>> Start
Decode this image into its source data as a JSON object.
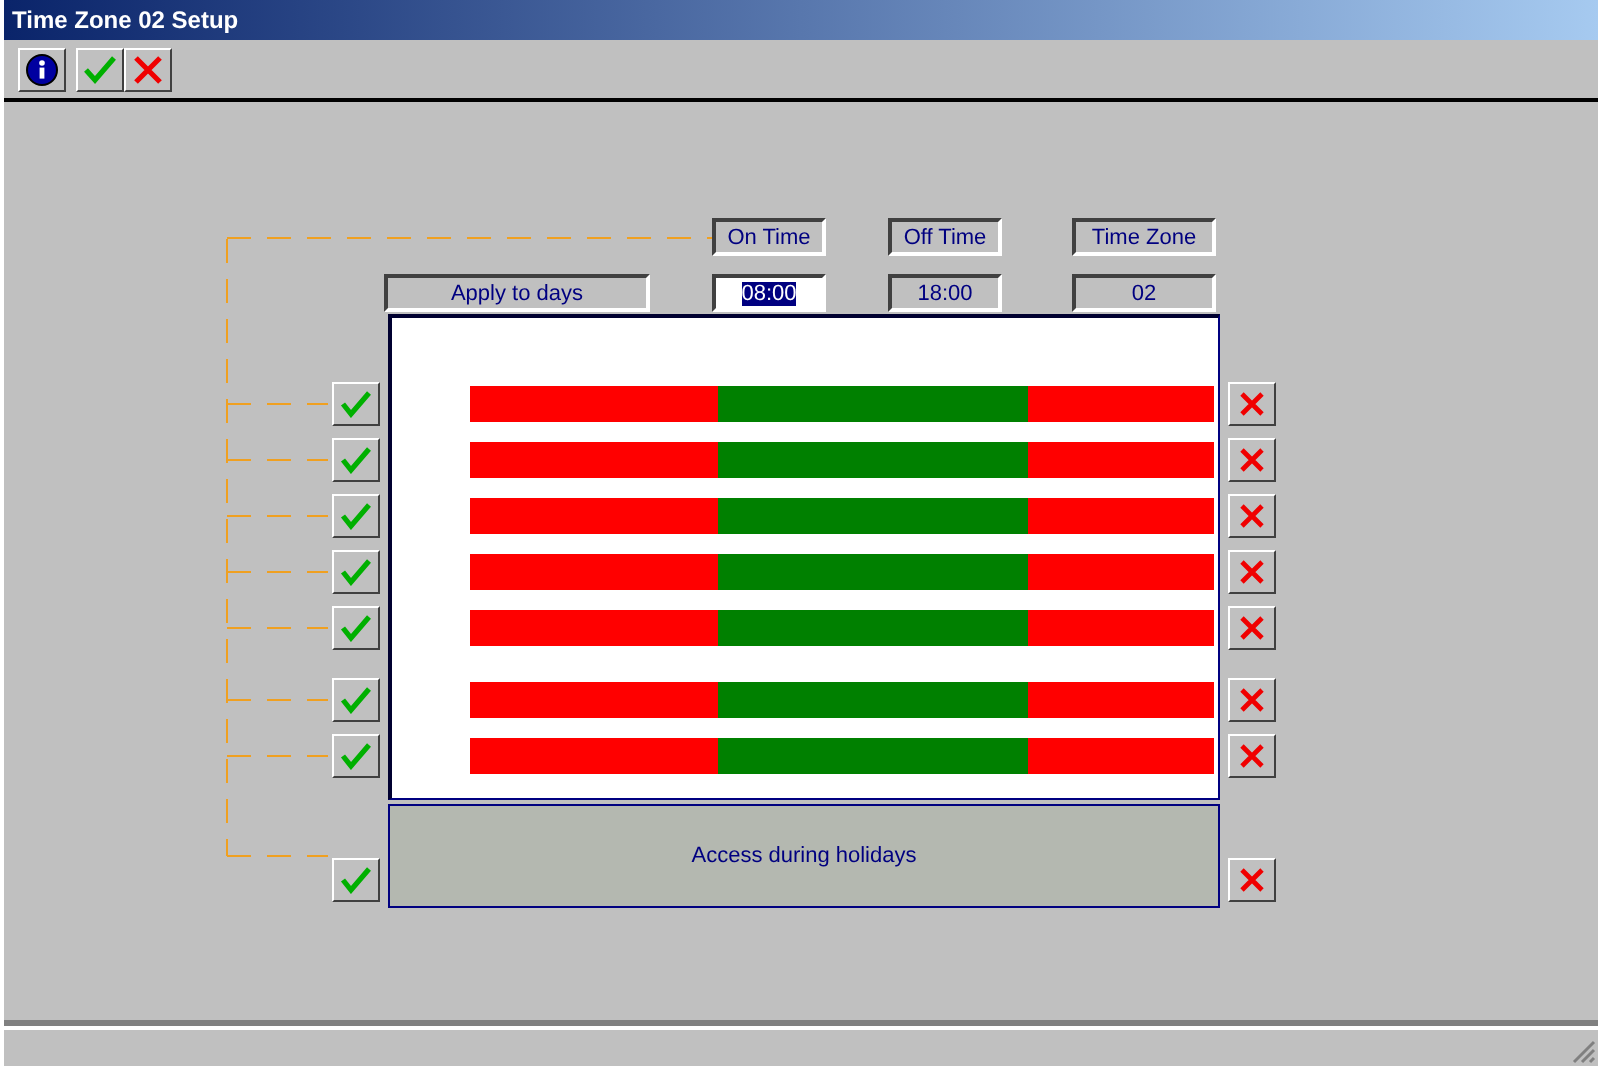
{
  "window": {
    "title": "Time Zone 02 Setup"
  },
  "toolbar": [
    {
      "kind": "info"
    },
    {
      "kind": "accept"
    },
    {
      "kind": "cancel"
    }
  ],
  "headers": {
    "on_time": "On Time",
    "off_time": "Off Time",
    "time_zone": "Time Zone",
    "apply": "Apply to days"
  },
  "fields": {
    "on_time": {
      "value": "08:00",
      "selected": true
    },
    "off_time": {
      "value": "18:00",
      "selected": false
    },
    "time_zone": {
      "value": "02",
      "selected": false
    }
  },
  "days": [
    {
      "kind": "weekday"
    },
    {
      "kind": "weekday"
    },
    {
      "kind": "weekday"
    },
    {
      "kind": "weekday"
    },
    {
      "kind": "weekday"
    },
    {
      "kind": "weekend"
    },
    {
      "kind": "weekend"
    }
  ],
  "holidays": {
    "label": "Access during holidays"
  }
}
>> End
>> Start
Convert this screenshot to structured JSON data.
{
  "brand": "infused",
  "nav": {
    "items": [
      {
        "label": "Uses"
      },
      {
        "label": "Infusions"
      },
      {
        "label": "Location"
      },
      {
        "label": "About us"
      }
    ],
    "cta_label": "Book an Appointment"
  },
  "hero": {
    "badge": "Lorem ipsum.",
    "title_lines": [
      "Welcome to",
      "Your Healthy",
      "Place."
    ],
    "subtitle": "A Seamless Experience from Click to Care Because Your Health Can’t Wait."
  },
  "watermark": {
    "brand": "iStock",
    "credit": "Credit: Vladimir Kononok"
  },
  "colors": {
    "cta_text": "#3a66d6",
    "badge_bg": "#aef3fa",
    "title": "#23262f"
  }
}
>> End
>> Start
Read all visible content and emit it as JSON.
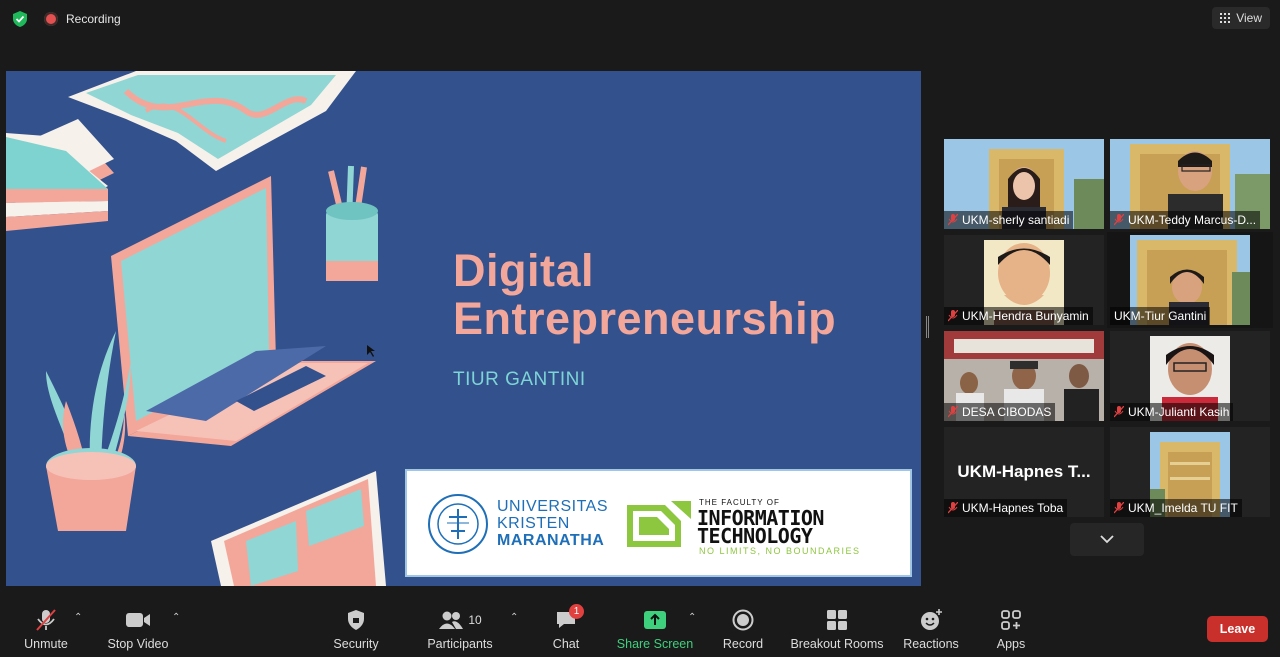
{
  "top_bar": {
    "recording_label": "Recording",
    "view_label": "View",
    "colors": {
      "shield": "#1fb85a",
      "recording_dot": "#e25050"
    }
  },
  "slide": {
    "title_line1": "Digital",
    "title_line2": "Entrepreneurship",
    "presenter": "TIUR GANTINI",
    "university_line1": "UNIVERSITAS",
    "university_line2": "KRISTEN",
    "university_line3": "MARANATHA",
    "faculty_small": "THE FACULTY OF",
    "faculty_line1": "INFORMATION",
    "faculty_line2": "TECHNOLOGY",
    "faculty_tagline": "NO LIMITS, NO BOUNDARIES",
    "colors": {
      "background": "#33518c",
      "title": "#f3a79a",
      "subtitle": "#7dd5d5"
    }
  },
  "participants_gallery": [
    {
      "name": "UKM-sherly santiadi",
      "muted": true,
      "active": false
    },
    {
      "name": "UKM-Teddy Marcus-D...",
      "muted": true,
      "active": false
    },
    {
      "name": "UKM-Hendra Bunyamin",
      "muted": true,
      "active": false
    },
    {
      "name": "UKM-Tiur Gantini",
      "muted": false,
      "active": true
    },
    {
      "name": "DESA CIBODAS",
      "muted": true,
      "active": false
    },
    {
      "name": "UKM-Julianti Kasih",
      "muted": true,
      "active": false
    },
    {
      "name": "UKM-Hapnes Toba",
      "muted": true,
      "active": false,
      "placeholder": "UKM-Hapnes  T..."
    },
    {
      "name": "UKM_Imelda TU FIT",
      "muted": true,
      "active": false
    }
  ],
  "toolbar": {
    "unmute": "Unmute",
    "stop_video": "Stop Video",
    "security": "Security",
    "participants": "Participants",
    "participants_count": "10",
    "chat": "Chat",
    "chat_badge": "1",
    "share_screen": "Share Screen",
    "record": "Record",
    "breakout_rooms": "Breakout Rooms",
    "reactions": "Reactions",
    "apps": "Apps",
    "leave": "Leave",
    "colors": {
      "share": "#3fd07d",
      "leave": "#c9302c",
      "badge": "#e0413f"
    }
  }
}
>> End
* [OBJECTIVE]: Search the data for "Your". Copy every line that has it.

* [REPLY]:
      "Your Healthy",
    "subtitle": "A Seamless Experience from Click to Care Because Your Health Can’t Wait."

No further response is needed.